*Written exercise:* In the listing below, locate the lines bearing the word "Maximum". Copy every one of them.

*Exercise input:*
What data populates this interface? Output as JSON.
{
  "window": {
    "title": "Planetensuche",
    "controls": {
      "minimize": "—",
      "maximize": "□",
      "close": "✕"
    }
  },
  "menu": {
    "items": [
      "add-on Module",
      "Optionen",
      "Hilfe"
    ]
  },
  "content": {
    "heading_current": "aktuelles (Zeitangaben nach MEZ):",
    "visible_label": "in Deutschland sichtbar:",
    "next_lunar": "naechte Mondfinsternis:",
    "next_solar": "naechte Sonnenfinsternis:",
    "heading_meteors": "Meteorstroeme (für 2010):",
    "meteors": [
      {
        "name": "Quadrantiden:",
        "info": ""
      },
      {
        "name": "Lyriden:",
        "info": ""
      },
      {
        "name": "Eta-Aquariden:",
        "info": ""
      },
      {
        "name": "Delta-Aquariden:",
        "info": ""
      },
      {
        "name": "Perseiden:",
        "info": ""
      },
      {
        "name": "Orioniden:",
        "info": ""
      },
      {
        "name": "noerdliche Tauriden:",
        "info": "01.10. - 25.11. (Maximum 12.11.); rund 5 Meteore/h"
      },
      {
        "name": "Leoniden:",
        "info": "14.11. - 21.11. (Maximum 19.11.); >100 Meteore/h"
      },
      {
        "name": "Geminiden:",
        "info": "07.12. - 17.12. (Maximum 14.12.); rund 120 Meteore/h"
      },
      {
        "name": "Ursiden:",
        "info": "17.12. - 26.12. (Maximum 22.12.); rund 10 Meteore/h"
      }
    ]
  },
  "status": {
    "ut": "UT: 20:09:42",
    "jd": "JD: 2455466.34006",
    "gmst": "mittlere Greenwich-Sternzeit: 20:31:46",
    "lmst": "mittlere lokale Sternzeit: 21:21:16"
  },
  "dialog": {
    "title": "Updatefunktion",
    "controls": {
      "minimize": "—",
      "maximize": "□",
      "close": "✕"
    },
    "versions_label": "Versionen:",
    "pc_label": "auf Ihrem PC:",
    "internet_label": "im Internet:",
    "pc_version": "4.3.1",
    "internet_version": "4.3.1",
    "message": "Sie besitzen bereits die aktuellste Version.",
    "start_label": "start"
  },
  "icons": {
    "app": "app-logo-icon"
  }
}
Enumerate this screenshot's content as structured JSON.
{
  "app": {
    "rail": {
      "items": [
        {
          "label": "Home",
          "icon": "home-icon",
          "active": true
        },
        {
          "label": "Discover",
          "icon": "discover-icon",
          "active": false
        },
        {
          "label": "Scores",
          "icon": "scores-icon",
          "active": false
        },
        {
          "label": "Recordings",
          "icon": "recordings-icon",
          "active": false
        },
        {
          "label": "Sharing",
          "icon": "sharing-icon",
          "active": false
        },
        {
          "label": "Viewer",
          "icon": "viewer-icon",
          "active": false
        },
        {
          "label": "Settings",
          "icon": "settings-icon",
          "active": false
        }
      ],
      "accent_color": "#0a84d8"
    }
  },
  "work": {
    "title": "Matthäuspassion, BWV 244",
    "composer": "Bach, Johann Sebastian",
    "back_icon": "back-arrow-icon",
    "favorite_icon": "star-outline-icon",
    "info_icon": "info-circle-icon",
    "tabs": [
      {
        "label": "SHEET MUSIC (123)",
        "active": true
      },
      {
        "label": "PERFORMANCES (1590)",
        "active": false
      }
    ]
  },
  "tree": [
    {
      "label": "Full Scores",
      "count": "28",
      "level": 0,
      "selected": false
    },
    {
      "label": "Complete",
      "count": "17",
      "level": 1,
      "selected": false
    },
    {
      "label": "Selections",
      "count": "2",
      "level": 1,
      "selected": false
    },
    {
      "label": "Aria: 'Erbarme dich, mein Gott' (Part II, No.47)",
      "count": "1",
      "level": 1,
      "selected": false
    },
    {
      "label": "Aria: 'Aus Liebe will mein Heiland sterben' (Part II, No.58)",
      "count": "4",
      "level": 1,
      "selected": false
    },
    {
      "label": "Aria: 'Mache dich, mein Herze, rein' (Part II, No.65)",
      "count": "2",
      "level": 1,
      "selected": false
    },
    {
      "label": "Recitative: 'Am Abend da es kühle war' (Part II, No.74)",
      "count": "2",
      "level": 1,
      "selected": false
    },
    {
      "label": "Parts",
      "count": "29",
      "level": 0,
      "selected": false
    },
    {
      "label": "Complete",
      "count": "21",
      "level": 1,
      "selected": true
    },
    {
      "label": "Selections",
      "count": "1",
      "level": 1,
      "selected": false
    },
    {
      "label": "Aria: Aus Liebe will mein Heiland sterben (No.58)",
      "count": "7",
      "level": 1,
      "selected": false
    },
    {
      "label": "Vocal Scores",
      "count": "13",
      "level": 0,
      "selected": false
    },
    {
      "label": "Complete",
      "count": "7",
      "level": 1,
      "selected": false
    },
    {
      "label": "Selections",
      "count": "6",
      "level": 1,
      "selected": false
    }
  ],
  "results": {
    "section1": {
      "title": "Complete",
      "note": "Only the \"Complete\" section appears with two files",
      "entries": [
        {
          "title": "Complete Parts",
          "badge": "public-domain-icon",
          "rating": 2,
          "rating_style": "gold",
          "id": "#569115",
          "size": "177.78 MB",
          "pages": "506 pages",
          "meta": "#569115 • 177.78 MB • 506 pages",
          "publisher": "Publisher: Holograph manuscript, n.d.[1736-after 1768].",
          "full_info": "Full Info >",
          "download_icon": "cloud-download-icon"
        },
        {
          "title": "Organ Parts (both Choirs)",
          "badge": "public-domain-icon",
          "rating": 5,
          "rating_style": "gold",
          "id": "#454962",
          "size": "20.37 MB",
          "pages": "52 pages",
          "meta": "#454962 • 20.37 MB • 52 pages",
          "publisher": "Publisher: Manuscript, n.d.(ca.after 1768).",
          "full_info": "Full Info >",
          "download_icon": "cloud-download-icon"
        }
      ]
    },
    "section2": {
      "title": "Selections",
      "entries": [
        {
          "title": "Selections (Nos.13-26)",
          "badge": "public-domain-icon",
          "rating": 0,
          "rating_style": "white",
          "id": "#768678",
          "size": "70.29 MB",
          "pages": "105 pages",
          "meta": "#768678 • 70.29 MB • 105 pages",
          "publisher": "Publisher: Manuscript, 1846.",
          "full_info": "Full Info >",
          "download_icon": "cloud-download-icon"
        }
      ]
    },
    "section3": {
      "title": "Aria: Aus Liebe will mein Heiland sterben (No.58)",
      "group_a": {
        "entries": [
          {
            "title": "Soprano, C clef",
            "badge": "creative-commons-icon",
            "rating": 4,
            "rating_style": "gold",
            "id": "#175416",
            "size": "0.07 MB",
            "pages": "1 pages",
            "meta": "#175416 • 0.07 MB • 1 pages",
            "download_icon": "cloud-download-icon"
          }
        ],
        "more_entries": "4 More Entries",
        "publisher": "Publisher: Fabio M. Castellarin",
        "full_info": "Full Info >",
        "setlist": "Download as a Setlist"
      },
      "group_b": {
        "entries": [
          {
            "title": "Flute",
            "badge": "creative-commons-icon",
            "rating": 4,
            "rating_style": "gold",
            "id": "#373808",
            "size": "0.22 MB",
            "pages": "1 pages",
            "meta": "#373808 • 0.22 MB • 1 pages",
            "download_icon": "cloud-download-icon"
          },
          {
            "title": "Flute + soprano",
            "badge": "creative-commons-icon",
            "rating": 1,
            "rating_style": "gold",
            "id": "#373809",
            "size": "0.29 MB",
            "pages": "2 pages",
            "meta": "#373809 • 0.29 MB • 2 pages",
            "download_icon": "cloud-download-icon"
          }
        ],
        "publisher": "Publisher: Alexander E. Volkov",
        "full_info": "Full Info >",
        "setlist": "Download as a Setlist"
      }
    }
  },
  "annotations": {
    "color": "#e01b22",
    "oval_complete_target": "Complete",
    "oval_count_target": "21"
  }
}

*Written answer:*
        "info": "01.10. - 25.11. (Maximum 12.11.); rund 5 Meteore/h"
        "info": "14.11. - 21.11. (Maximum 19.11.); >100 Meteore/h"
        "info": "07.12. - 17.12. (Maximum 14.12.); rund 120 Meteore/h"
        "info": "17.12. - 26.12. (Maximum 22.12.); rund 10 Meteore/h"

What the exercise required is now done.